┏━━

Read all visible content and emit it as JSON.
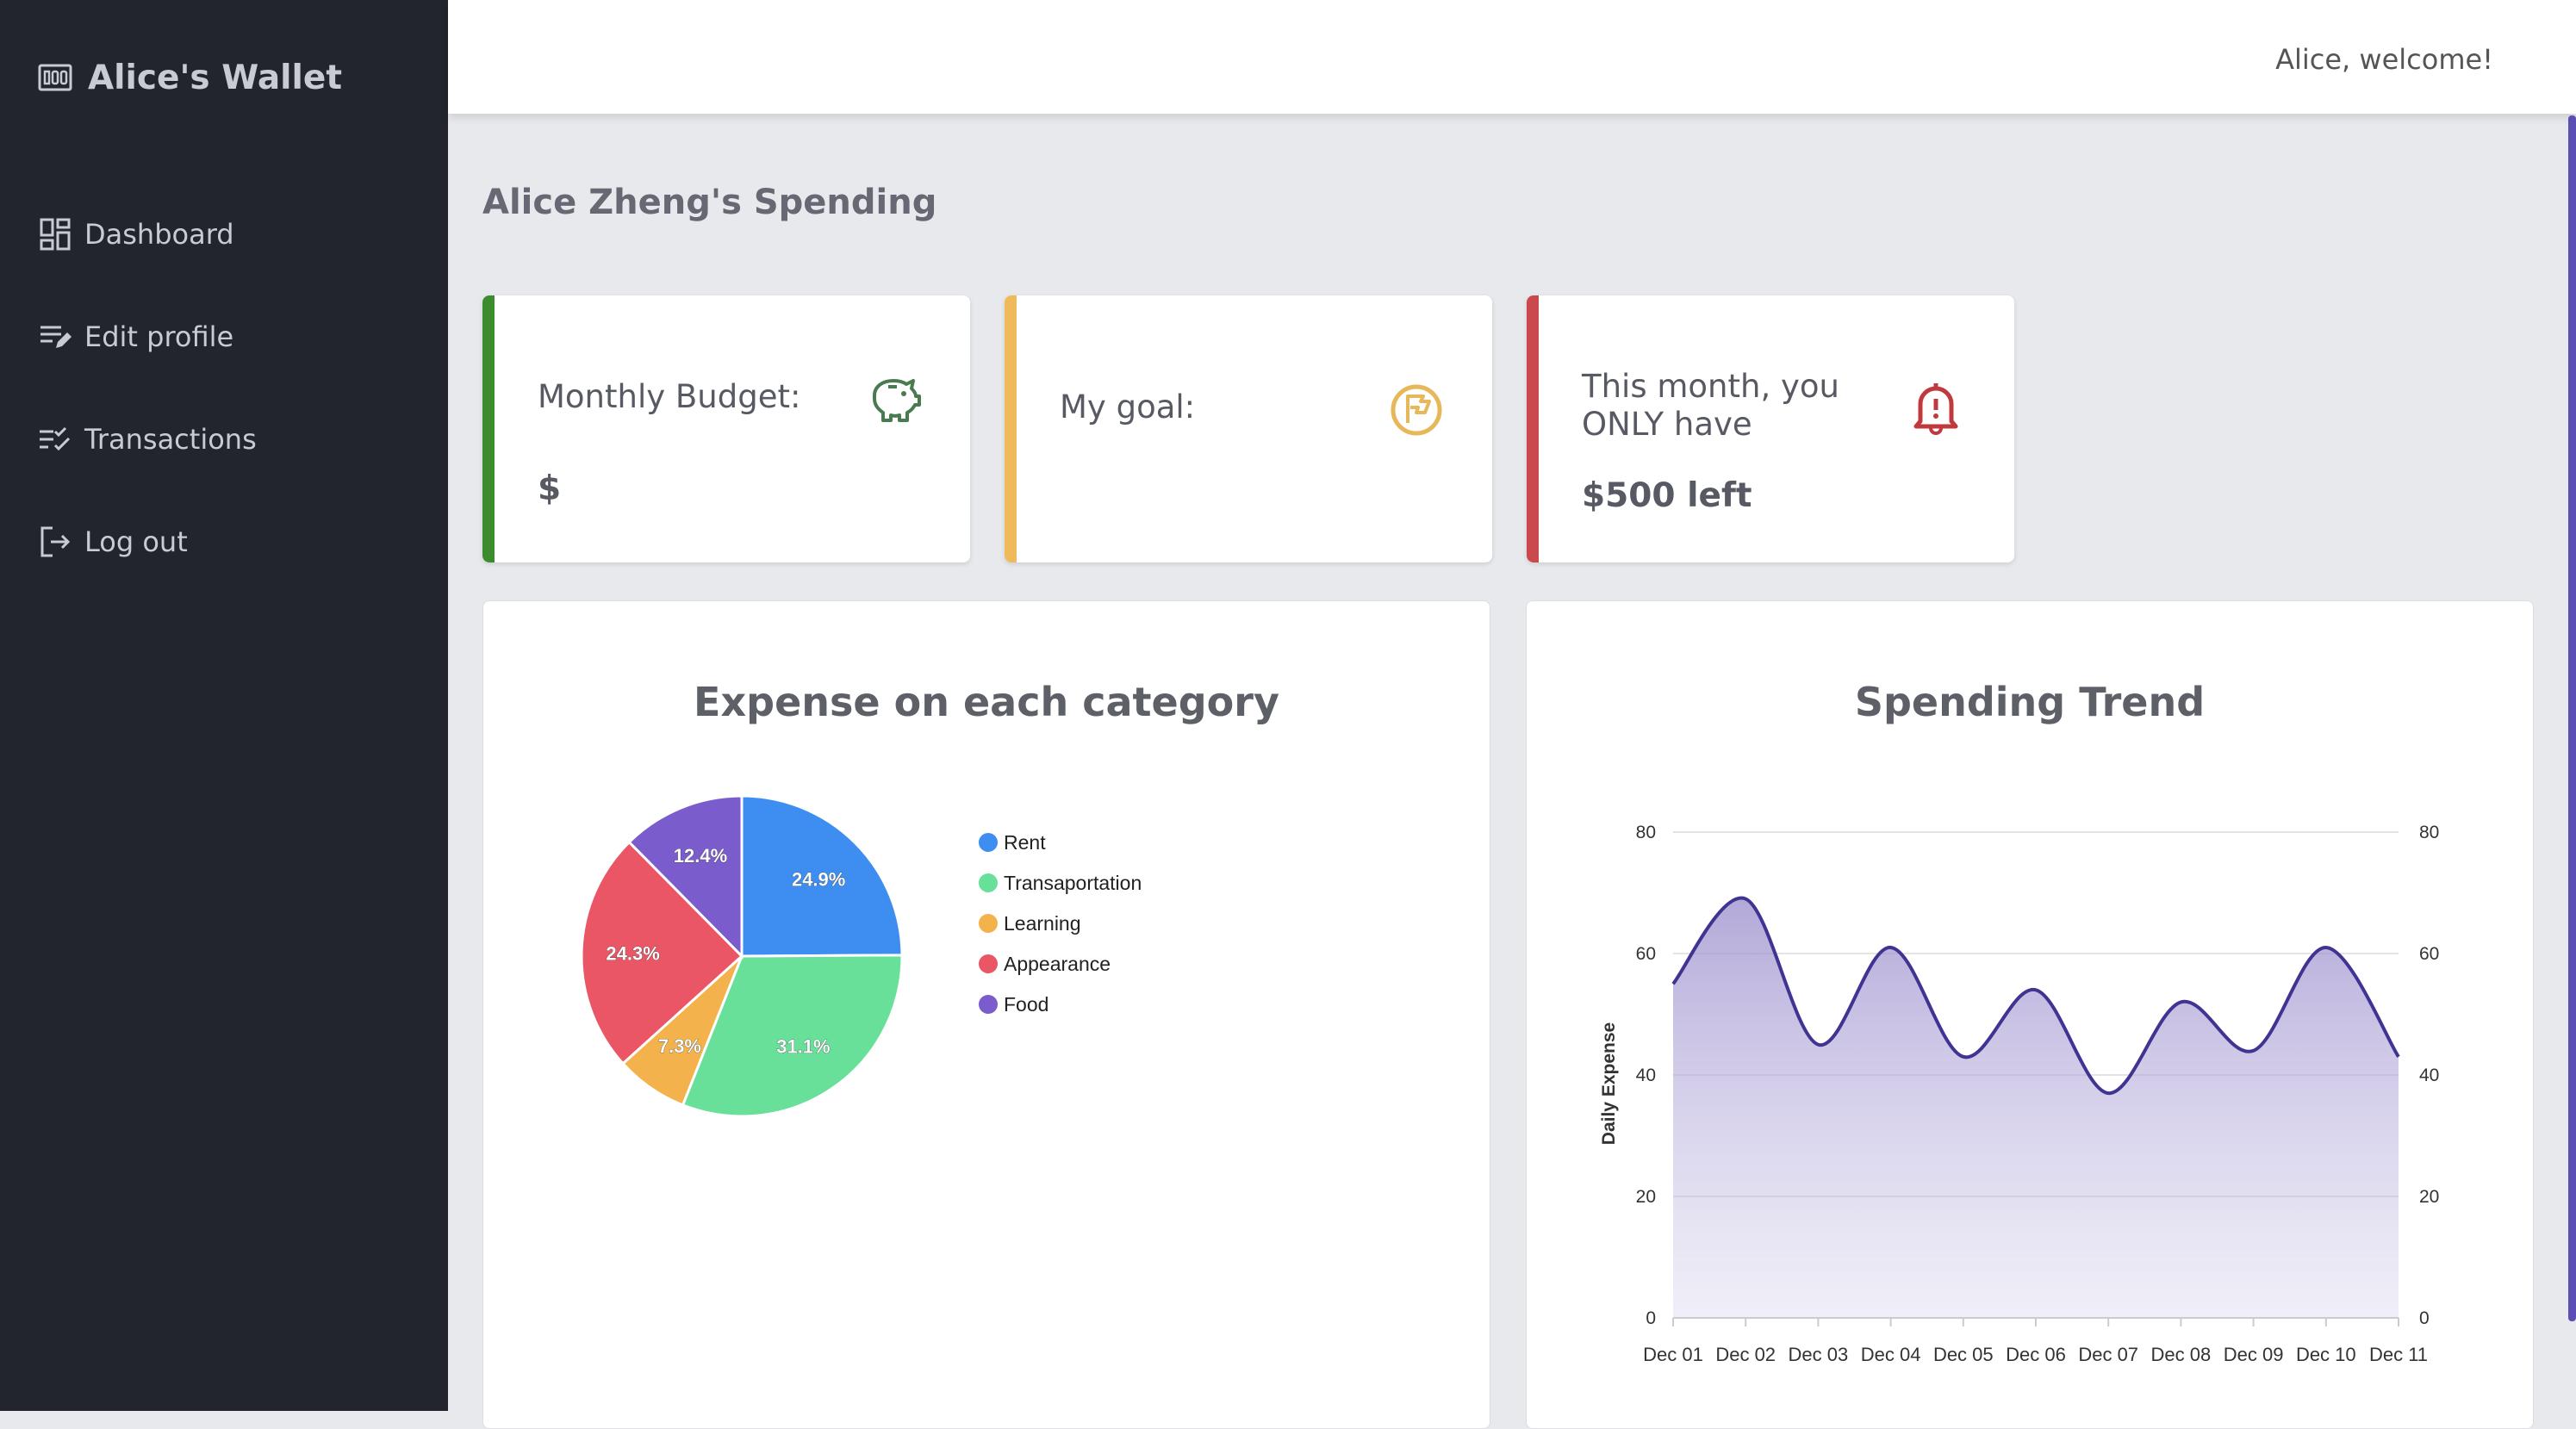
{
  "sidebar": {
    "brand_icon": "wallet-icon",
    "brand": "Alice's Wallet",
    "items": [
      {
        "label": "Dashboard",
        "icon": "dashboard-icon"
      },
      {
        "label": "Edit profile",
        "icon": "edit-profile-icon"
      },
      {
        "label": "Transactions",
        "icon": "transactions-icon"
      },
      {
        "label": "Log out",
        "icon": "logout-icon"
      }
    ]
  },
  "topbar": {
    "welcome": "Alice, welcome!"
  },
  "page": {
    "title": "Alice Zheng's Spending"
  },
  "cards": [
    {
      "label": "Monthly Budget:",
      "value": "$",
      "icon": "piggy-bank-icon",
      "accent": "#3d8b2f",
      "icon_color": "#4a7a50"
    },
    {
      "label": "My goal:",
      "value": "",
      "icon": "flag-icon",
      "accent": "#efbb5a",
      "icon_color": "#e6b85a"
    },
    {
      "label": "This month, you ONLY have",
      "value": "$500 left",
      "icon": "bell-alert-icon",
      "accent": "#c9494d",
      "icon_color": "#c0393e"
    }
  ],
  "panels": {
    "pie_title": "Expense on each category",
    "trend_title": "Spending Trend"
  },
  "chart_data": [
    {
      "type": "pie",
      "title": "Expense on each category",
      "categories": [
        "Rent",
        "Transaportation",
        "Learning",
        "Appearance",
        "Food"
      ],
      "values": [
        24.9,
        31.1,
        7.3,
        24.3,
        12.4
      ],
      "labels": [
        "24.9%",
        "31.1%",
        "7.3%",
        "24.3%",
        "12.4%"
      ],
      "colors": [
        "#3d8ef0",
        "#68e09a",
        "#f3b24b",
        "#ea5665",
        "#7a5ccc"
      ],
      "legend": "right"
    },
    {
      "type": "area",
      "title": "Spending Trend",
      "ylabel": "Daily Expense",
      "x": [
        "Dec 01",
        "Dec 02",
        "Dec 03",
        "Dec 04",
        "Dec 05",
        "Dec 06",
        "Dec 07",
        "Dec 08",
        "Dec 09",
        "Dec 10",
        "Dec 11"
      ],
      "values": [
        55,
        69,
        45,
        61,
        43,
        54,
        37,
        52,
        44,
        61,
        43
      ],
      "ylim": [
        0,
        80
      ],
      "yticks": [
        "0",
        "20",
        "40",
        "60",
        "80"
      ],
      "grid": true,
      "color": "#3f3491"
    }
  ]
}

┗━━

TASK INSTRUCTIONS:
Write every entry out again exactly, dropping the pictures.

IN RESPONSE:
Read all visible content and emit it as JSON.
{
  "sidebar": {
    "brand_icon": "wallet-icon",
    "brand": "Alice's Wallet",
    "items": [
      {
        "label": "Dashboard",
        "icon": "dashboard-icon"
      },
      {
        "label": "Edit profile",
        "icon": "edit-profile-icon"
      },
      {
        "label": "Transactions",
        "icon": "transactions-icon"
      },
      {
        "label": "Log out",
        "icon": "logout-icon"
      }
    ]
  },
  "topbar": {
    "welcome": "Alice, welcome!"
  },
  "page": {
    "title": "Alice Zheng's Spending"
  },
  "cards": [
    {
      "label": "Monthly Budget:",
      "value": "$",
      "icon": "piggy-bank-icon",
      "accent": "#3d8b2f",
      "icon_color": "#4a7a50"
    },
    {
      "label": "My goal:",
      "value": "",
      "icon": "flag-icon",
      "accent": "#efbb5a",
      "icon_color": "#e6b85a"
    },
    {
      "label": "This month, you ONLY have",
      "value": "$500 left",
      "icon": "bell-alert-icon",
      "accent": "#c9494d",
      "icon_color": "#c0393e"
    }
  ],
  "panels": {
    "pie_title": "Expense on each category",
    "trend_title": "Spending Trend"
  },
  "chart_data": [
    {
      "type": "pie",
      "title": "Expense on each category",
      "categories": [
        "Rent",
        "Transaportation",
        "Learning",
        "Appearance",
        "Food"
      ],
      "values": [
        24.9,
        31.1,
        7.3,
        24.3,
        12.4
      ],
      "labels": [
        "24.9%",
        "31.1%",
        "7.3%",
        "24.3%",
        "12.4%"
      ],
      "colors": [
        "#3d8ef0",
        "#68e09a",
        "#f3b24b",
        "#ea5665",
        "#7a5ccc"
      ],
      "legend": "right"
    },
    {
      "type": "area",
      "title": "Spending Trend",
      "ylabel": "Daily Expense",
      "x": [
        "Dec 01",
        "Dec 02",
        "Dec 03",
        "Dec 04",
        "Dec 05",
        "Dec 06",
        "Dec 07",
        "Dec 08",
        "Dec 09",
        "Dec 10",
        "Dec 11"
      ],
      "values": [
        55,
        69,
        45,
        61,
        43,
        54,
        37,
        52,
        44,
        61,
        43
      ],
      "ylim": [
        0,
        80
      ],
      "yticks": [
        "0",
        "20",
        "40",
        "60",
        "80"
      ],
      "grid": true,
      "color": "#3f3491"
    }
  ]
}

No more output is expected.